··· RECORDED INFORMATION ···

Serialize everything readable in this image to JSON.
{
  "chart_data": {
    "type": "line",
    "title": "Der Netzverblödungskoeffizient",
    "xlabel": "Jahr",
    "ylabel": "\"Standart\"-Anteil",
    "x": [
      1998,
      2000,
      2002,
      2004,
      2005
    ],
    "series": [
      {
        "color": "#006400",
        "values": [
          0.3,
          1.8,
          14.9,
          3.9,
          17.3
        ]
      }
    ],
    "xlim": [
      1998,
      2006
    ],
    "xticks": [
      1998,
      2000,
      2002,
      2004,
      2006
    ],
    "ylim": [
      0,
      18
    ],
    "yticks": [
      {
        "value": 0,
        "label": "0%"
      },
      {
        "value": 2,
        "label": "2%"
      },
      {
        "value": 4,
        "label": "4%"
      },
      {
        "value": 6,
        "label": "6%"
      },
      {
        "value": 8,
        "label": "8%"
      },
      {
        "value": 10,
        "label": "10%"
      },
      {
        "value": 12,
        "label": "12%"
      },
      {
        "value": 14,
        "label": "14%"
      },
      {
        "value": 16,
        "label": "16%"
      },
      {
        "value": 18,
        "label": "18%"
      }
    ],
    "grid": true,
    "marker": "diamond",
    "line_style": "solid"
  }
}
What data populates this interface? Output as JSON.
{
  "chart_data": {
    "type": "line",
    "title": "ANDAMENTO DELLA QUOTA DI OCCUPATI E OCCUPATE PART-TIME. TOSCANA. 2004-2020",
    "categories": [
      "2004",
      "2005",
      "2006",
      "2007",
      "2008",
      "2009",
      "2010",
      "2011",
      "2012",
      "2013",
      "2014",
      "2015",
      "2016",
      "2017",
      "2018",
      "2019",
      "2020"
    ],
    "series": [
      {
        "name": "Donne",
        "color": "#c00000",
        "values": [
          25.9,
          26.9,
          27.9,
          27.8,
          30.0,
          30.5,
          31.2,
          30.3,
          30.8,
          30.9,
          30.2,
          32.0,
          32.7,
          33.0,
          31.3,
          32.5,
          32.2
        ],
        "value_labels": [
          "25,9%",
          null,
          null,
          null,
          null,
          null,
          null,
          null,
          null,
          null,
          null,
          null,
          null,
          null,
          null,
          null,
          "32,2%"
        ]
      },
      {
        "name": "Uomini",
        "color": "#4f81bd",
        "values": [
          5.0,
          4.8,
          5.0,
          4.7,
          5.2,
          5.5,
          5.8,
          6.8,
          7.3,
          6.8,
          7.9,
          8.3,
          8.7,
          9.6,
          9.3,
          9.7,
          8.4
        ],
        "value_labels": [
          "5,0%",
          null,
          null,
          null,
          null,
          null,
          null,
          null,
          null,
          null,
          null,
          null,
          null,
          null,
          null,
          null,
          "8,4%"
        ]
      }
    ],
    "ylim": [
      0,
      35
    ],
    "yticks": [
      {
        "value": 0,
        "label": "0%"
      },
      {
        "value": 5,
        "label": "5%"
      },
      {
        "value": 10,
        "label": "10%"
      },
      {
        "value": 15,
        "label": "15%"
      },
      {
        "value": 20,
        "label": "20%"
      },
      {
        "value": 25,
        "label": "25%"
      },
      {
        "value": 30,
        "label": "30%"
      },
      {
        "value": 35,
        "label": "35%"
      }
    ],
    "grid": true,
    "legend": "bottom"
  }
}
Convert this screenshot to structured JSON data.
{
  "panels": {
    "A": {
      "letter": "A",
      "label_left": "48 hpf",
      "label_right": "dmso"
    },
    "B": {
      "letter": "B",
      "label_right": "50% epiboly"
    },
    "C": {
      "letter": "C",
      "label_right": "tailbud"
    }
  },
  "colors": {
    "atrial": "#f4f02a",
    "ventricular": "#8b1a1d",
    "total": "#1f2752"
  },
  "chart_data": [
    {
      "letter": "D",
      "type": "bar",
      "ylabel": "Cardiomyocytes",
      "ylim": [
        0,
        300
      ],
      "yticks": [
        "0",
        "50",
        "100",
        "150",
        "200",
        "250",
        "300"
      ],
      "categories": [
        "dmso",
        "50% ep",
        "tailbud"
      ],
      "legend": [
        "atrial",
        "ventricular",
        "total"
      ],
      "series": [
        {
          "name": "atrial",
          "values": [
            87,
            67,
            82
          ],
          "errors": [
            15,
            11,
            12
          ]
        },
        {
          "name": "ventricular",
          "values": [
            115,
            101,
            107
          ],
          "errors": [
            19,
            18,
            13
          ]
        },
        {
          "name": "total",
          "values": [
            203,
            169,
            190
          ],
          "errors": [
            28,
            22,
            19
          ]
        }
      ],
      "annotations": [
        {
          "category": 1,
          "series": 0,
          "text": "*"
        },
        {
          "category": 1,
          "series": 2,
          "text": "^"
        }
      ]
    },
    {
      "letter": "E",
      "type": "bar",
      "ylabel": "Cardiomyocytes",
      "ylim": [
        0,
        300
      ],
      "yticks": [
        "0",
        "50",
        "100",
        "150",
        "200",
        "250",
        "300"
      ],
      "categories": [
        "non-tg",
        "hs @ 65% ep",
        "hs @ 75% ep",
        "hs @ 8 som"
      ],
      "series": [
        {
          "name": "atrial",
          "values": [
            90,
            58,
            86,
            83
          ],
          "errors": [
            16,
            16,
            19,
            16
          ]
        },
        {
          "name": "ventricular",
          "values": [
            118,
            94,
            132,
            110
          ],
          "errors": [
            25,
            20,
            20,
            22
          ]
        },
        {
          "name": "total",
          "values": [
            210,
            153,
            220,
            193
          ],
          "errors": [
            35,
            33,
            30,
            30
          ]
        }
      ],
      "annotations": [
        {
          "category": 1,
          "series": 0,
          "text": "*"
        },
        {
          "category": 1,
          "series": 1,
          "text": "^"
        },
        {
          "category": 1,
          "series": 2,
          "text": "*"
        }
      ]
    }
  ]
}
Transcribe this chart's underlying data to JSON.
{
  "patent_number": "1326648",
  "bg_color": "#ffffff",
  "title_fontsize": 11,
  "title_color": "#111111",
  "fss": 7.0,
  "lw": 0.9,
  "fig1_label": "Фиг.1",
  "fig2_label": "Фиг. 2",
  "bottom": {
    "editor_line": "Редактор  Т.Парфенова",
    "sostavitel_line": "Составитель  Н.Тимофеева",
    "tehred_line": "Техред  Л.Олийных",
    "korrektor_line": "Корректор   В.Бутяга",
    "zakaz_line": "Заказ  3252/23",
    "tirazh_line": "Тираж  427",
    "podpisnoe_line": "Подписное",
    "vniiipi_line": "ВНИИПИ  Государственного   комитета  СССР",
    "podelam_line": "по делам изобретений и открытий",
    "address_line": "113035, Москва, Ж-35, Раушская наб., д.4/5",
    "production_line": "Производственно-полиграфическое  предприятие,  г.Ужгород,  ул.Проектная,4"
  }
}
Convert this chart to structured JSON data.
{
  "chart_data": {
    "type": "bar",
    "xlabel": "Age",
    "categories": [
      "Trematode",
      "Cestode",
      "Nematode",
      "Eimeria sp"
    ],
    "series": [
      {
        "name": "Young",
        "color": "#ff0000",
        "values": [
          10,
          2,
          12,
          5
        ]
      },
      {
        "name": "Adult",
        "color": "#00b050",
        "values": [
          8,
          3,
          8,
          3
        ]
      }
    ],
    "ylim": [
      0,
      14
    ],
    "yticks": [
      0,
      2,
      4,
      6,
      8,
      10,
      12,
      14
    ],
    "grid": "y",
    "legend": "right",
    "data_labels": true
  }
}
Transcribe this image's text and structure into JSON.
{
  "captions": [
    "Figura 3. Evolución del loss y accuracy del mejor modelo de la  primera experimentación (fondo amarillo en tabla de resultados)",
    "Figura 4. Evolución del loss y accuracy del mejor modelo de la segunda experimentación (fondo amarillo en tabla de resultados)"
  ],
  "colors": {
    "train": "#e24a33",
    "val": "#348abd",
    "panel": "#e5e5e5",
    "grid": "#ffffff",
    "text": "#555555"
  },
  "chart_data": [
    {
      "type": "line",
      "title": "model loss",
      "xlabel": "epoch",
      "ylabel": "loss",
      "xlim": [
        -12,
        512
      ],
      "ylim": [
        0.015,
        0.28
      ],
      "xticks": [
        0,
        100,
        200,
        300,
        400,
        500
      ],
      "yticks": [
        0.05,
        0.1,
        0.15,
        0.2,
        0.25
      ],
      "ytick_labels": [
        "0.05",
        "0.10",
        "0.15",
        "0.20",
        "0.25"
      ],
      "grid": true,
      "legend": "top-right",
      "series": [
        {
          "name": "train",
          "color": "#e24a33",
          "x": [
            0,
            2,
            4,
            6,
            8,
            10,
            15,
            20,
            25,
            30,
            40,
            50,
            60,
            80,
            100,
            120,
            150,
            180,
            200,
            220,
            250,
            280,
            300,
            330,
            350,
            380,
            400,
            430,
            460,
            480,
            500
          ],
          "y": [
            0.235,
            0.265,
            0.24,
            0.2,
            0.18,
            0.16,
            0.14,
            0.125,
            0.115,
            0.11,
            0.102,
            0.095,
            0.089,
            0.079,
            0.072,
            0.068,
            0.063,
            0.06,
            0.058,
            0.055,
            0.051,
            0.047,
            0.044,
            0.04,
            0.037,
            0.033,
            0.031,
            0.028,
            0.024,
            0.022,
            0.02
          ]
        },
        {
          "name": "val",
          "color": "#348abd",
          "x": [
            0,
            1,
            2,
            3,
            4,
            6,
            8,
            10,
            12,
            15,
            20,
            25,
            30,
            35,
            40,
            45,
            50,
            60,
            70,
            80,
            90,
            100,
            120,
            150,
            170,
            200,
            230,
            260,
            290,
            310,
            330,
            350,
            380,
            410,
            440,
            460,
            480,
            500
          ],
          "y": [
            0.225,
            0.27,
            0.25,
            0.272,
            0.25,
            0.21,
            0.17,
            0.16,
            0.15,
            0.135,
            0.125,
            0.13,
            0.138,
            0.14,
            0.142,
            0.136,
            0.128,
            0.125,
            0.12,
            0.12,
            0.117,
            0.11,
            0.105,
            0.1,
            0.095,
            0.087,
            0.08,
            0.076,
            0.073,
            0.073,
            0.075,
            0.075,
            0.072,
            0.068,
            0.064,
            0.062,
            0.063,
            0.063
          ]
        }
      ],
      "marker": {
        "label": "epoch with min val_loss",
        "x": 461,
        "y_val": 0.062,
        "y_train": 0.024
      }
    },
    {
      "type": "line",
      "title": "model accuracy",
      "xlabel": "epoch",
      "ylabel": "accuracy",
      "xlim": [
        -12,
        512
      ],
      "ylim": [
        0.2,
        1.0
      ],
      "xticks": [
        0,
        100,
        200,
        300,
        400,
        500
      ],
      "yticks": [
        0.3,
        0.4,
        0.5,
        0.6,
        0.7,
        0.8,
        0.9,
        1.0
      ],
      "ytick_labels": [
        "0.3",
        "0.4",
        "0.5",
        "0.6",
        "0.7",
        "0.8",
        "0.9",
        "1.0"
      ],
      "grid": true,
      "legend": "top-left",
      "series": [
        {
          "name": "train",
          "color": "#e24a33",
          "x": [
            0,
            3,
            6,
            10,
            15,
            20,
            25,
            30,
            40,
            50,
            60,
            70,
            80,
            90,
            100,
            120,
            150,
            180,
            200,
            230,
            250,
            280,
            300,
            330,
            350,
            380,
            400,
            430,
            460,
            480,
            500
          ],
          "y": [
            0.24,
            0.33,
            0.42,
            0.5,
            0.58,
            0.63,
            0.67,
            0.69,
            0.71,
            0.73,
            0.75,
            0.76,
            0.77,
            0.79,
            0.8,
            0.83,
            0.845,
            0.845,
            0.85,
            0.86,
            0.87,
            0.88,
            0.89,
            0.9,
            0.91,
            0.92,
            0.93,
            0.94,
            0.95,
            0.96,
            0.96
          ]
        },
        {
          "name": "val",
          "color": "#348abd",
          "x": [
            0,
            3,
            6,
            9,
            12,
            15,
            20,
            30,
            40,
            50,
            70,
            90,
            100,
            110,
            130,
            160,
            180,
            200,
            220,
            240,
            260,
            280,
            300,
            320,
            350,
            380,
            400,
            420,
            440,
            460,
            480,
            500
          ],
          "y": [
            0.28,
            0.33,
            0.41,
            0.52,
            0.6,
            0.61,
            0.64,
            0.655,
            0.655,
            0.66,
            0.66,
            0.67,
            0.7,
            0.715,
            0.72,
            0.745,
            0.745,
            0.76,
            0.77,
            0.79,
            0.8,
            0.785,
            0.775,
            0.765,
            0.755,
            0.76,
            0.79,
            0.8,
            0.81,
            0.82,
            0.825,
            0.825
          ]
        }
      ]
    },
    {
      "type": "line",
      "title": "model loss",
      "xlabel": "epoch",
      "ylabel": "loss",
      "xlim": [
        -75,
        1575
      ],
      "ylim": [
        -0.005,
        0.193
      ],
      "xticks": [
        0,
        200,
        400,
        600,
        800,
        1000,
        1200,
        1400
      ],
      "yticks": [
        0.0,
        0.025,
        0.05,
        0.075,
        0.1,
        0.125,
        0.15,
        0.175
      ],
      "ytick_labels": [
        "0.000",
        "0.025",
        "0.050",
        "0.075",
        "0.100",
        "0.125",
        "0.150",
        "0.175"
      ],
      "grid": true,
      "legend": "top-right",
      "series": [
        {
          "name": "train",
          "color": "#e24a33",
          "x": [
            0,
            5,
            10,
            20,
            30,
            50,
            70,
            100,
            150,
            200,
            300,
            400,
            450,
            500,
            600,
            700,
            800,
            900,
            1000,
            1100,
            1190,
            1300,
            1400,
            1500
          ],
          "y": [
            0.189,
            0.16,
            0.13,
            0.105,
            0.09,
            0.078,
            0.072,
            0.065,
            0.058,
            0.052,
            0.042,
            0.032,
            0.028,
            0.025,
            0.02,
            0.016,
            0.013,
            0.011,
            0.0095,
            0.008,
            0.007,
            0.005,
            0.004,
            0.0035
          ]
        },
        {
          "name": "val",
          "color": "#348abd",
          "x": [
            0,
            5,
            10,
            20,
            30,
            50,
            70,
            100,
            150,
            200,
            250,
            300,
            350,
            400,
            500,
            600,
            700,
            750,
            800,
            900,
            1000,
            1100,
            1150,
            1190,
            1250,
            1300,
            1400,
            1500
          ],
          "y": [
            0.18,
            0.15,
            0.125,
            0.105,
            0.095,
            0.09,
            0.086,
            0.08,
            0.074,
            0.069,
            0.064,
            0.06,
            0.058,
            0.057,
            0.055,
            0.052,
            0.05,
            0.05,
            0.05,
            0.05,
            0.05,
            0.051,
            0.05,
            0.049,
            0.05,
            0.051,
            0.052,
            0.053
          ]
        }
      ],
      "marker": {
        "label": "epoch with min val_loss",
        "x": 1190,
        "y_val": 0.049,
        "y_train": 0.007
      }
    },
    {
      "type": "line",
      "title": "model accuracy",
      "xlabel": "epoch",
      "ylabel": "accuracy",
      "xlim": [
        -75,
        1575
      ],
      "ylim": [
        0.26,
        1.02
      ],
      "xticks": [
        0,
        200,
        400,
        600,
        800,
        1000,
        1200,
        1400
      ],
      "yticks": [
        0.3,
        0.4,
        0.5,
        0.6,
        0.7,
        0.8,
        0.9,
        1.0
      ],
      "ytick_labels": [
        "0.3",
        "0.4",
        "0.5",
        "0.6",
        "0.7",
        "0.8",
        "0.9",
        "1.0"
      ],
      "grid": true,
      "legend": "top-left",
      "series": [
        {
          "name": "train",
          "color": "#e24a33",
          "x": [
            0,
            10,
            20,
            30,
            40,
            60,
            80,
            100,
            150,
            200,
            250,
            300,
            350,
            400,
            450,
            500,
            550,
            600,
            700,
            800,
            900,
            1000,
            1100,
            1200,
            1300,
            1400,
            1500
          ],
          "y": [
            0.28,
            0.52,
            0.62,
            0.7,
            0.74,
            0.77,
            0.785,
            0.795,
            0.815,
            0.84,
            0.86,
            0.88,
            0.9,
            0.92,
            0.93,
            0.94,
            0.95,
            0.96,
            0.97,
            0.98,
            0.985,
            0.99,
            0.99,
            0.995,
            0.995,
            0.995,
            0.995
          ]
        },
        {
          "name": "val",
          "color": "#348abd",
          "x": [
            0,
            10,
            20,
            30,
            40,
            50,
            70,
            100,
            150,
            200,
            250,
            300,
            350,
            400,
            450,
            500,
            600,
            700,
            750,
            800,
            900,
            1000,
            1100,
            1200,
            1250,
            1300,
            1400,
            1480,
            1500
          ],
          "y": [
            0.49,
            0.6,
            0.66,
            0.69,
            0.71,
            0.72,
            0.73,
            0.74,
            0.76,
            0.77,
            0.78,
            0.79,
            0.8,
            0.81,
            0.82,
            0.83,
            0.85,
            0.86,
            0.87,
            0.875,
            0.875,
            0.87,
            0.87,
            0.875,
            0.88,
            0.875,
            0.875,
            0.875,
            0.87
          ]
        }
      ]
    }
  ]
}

···

AIM | List each line holding the string "total".

TASK OUTPUT |
    "total": "#1f2752"
        "total"
          "name": "total",
          "name": "total",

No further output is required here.